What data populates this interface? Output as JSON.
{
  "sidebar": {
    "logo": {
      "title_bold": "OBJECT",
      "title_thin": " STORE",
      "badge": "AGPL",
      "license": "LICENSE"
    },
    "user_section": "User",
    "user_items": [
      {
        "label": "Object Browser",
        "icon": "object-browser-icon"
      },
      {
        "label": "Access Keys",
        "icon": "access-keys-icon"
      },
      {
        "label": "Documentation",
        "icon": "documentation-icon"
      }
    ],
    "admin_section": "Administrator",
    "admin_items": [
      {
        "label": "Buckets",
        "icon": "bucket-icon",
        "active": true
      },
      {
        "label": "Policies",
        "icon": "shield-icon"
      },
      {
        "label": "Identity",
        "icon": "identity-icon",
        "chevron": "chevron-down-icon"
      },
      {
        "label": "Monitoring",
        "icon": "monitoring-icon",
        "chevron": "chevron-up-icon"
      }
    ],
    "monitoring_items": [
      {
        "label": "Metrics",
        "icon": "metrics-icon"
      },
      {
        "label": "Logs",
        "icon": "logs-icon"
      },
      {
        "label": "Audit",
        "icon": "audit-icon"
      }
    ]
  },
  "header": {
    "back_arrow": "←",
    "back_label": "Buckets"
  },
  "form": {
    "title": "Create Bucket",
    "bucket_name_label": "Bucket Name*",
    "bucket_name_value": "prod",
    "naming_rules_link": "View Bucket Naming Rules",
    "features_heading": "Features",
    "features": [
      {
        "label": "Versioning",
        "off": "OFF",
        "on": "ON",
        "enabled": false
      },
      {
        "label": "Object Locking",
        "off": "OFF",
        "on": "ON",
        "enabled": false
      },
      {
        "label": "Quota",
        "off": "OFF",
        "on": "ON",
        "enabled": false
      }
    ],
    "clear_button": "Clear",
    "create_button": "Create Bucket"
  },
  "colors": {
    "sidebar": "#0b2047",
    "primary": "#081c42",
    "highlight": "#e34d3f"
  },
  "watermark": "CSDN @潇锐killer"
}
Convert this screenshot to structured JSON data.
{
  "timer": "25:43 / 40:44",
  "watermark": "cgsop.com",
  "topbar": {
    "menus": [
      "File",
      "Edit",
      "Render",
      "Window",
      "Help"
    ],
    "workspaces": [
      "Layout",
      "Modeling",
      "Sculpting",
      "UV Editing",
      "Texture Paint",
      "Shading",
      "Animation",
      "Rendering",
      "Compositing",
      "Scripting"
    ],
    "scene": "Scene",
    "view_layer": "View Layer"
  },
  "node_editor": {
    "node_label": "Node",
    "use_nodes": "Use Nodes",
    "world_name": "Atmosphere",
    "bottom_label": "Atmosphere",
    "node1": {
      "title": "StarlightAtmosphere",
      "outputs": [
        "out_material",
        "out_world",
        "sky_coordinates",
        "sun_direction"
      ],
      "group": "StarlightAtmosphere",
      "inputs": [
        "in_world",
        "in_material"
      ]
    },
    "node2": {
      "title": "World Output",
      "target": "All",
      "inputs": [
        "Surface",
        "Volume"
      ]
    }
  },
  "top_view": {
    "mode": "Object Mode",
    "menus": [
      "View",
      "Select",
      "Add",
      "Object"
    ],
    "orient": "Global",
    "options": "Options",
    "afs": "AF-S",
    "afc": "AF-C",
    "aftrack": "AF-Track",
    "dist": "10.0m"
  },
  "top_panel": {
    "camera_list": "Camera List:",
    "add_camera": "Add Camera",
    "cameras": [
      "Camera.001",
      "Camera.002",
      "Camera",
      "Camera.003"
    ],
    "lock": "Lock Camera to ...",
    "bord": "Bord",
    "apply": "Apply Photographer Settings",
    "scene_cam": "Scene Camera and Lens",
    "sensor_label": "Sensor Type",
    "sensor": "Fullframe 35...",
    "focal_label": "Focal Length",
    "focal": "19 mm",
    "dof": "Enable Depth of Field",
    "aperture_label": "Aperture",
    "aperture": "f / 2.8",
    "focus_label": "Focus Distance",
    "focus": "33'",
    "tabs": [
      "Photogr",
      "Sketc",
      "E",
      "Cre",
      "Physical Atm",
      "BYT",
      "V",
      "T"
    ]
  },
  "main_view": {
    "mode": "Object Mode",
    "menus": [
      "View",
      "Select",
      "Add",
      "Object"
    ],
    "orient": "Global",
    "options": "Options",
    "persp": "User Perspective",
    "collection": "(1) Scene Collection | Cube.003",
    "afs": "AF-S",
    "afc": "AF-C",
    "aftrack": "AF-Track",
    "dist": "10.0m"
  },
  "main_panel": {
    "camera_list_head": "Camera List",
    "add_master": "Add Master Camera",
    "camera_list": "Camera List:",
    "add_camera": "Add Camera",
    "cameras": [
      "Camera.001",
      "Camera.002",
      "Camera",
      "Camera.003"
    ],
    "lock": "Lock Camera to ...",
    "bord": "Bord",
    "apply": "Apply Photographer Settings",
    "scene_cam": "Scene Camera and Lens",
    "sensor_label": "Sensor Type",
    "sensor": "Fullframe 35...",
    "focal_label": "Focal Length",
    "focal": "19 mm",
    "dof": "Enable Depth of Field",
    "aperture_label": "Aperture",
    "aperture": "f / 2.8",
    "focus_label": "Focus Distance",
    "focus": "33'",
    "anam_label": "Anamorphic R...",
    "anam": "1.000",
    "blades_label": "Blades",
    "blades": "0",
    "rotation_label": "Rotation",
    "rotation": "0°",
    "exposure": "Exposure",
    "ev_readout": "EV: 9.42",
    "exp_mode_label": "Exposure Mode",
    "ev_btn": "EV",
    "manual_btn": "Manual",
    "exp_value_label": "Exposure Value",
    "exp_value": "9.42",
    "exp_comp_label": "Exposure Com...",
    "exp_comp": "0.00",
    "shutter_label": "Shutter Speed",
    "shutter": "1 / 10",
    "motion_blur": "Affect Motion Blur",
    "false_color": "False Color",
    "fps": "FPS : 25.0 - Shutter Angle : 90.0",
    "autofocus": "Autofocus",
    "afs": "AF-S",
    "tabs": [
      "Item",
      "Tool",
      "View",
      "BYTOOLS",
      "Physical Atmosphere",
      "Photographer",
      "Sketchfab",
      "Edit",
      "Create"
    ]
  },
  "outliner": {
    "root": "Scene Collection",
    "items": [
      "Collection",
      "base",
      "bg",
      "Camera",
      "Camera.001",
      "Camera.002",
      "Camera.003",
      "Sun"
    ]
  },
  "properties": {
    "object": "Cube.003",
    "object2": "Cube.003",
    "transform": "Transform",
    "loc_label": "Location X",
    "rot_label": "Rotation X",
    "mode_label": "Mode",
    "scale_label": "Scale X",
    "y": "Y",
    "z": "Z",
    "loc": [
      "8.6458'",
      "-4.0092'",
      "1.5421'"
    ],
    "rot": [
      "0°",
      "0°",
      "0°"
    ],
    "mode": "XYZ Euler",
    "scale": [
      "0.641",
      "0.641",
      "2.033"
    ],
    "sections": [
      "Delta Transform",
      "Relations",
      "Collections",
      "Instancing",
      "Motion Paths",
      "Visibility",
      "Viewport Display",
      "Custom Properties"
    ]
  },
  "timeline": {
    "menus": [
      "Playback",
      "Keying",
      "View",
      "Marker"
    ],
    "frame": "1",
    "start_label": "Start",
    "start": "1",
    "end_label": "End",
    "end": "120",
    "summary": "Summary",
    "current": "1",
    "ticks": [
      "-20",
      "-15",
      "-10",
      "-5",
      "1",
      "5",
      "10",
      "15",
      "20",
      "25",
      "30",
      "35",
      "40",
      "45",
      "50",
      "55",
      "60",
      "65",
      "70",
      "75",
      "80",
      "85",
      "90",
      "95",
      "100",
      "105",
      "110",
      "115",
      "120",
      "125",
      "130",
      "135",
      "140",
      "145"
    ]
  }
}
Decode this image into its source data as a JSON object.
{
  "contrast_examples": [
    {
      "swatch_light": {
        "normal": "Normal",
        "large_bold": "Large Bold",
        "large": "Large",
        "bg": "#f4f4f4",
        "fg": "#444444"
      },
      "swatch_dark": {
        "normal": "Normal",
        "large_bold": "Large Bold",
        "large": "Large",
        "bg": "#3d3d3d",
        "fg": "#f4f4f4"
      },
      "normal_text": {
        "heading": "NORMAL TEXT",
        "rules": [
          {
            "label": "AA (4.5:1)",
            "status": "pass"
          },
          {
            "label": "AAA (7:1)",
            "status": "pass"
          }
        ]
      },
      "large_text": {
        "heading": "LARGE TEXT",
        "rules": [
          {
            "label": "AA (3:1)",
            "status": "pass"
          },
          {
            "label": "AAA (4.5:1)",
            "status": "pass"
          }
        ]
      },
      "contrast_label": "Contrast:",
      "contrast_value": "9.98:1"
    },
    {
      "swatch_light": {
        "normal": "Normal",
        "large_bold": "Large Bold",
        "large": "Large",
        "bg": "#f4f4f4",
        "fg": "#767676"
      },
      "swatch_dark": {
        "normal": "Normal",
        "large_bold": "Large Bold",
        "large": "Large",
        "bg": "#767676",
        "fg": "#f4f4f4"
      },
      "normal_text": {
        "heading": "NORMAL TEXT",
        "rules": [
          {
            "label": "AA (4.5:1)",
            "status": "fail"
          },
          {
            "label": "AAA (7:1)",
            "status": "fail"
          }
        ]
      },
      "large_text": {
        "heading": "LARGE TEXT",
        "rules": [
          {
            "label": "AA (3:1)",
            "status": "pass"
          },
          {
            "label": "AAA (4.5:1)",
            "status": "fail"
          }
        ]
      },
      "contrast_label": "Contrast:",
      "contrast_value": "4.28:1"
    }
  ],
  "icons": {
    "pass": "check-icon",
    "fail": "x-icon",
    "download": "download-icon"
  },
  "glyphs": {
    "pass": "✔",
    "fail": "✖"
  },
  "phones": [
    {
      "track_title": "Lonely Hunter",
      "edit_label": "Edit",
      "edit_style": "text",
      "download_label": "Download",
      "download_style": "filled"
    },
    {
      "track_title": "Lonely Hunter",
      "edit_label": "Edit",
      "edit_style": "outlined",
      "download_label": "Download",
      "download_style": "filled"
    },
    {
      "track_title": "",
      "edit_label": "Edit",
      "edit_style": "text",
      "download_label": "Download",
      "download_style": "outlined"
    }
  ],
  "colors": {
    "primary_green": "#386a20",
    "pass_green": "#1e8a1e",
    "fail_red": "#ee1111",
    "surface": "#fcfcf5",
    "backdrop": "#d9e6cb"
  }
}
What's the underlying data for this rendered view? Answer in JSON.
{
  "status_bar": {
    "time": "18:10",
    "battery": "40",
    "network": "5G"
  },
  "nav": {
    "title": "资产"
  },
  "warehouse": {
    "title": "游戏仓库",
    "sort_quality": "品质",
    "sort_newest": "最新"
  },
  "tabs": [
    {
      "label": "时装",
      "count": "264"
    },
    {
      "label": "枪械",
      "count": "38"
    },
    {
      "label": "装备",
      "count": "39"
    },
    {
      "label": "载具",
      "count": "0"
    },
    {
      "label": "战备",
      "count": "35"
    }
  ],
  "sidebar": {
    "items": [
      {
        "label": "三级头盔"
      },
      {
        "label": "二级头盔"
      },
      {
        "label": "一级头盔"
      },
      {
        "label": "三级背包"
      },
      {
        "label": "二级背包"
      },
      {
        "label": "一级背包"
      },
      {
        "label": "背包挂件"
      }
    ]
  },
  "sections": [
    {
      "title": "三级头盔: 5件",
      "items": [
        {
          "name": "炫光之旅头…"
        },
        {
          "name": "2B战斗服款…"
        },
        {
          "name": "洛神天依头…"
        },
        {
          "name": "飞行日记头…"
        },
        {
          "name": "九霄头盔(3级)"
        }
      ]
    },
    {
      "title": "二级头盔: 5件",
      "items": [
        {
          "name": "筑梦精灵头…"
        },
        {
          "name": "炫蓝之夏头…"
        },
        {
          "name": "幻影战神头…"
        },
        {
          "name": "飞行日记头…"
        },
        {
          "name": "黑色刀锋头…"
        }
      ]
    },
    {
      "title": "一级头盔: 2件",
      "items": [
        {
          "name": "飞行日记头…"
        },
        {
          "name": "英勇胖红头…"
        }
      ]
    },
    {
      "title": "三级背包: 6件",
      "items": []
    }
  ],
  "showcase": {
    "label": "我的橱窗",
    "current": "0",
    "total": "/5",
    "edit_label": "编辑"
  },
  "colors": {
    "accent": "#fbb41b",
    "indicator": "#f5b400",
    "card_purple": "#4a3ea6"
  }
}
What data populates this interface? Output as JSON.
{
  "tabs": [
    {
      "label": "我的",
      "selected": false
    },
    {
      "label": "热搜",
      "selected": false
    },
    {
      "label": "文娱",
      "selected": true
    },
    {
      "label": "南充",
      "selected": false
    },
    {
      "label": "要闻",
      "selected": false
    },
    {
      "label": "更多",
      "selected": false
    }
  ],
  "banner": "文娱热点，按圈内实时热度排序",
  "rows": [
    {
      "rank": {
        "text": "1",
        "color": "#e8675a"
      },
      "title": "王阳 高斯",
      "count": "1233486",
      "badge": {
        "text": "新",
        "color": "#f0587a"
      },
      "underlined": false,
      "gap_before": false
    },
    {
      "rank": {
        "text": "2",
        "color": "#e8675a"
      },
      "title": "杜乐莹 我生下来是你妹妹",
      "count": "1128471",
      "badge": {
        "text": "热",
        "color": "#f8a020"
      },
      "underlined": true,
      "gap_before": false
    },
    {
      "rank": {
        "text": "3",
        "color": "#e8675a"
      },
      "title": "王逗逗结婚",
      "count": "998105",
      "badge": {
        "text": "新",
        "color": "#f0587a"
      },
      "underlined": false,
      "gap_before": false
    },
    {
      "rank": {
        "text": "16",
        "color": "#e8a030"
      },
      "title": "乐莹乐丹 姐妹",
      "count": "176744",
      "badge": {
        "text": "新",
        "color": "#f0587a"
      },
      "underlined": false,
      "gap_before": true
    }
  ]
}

▶ THE REQUEST: Only a number is wanted: how many lines above include "Motion"?

▶ ANSWER IN FULL: 2